Problem details: Return all lines where the word "janvier" can be found.

Data lines:
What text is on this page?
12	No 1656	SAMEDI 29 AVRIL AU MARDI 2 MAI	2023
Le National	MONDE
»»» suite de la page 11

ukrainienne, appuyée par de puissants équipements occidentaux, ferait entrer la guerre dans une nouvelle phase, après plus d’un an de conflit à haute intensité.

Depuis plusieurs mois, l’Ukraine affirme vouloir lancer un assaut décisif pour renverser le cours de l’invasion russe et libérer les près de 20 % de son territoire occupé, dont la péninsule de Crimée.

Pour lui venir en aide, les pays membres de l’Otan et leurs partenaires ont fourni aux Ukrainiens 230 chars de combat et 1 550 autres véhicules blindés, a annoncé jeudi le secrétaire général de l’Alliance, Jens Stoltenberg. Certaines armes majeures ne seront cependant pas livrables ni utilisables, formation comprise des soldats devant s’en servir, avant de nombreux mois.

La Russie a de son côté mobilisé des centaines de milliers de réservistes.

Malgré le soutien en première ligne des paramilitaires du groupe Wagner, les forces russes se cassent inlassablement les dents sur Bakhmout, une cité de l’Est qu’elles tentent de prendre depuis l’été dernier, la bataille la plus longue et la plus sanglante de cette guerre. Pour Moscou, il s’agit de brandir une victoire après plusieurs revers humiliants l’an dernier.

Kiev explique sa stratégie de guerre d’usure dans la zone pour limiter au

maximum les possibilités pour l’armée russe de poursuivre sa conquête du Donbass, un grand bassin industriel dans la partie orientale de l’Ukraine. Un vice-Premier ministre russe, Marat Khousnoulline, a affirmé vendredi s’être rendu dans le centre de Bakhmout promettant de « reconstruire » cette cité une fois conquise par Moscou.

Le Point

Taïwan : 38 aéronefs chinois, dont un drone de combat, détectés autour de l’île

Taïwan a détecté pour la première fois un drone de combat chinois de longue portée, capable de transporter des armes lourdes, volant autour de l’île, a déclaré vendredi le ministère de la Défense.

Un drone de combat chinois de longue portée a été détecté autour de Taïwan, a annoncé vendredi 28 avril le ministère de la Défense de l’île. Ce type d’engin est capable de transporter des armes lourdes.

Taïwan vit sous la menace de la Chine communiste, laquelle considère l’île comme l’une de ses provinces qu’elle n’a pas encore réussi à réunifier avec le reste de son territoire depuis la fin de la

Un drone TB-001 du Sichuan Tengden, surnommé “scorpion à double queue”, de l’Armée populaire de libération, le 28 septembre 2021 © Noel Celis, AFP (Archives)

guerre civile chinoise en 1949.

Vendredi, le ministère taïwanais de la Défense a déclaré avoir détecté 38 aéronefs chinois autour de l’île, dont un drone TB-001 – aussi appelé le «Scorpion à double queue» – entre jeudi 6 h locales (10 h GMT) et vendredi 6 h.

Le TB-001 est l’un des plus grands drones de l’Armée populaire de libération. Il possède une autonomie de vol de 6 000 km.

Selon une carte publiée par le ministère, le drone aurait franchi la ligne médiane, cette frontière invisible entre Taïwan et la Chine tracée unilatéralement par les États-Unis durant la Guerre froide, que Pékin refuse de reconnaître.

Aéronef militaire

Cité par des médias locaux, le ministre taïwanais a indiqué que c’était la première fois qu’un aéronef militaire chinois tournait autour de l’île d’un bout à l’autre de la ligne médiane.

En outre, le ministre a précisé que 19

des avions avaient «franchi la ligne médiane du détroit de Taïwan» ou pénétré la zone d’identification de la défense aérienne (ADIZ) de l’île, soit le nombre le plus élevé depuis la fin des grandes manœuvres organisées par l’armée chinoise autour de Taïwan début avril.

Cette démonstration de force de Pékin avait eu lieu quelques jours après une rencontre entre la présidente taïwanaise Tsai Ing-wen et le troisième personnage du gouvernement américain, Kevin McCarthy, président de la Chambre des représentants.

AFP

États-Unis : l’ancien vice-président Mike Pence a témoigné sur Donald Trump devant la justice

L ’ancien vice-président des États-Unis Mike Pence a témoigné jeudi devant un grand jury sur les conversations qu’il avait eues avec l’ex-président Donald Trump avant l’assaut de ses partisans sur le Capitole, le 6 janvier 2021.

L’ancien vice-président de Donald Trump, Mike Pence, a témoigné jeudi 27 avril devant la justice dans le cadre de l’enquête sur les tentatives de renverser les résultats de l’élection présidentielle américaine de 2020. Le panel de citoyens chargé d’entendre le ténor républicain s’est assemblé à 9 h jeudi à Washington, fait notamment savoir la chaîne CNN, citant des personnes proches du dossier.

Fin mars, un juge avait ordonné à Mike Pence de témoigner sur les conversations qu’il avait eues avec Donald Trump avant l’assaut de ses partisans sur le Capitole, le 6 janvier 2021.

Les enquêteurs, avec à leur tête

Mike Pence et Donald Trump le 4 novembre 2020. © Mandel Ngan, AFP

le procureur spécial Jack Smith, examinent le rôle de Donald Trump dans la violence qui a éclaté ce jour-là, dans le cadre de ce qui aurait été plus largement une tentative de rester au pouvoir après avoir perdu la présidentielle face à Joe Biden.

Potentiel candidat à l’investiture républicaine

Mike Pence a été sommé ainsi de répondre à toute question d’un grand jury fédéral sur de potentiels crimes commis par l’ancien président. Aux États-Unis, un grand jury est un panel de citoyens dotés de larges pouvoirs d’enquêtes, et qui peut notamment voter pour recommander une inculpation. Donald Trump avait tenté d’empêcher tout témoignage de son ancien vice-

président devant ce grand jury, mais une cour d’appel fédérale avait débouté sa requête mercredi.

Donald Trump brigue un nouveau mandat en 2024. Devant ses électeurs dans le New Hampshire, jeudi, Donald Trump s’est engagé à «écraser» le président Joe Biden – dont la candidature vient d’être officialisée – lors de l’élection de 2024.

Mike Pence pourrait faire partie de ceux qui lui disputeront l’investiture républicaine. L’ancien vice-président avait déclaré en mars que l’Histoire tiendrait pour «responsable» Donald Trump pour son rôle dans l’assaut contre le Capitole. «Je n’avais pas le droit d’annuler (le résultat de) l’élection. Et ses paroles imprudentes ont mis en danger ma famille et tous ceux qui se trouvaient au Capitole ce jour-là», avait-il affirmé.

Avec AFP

Correct result:
L ’ancien vice-président des États-Unis Mike Pence a témoigné jeudi devant un grand jury sur les conversations qu’il avait eues avec l’ex-président Donald Trump avant l’assaut de ses partisans sur le Capitole, le 6 janvier 2021.
Fin mars, un juge avait ordonné à Mike Pence de témoigner sur les conversations qu’il avait eues avec Donald Trump avant l’assaut de ses partisans sur le Capitole, le 6 janvier 2021.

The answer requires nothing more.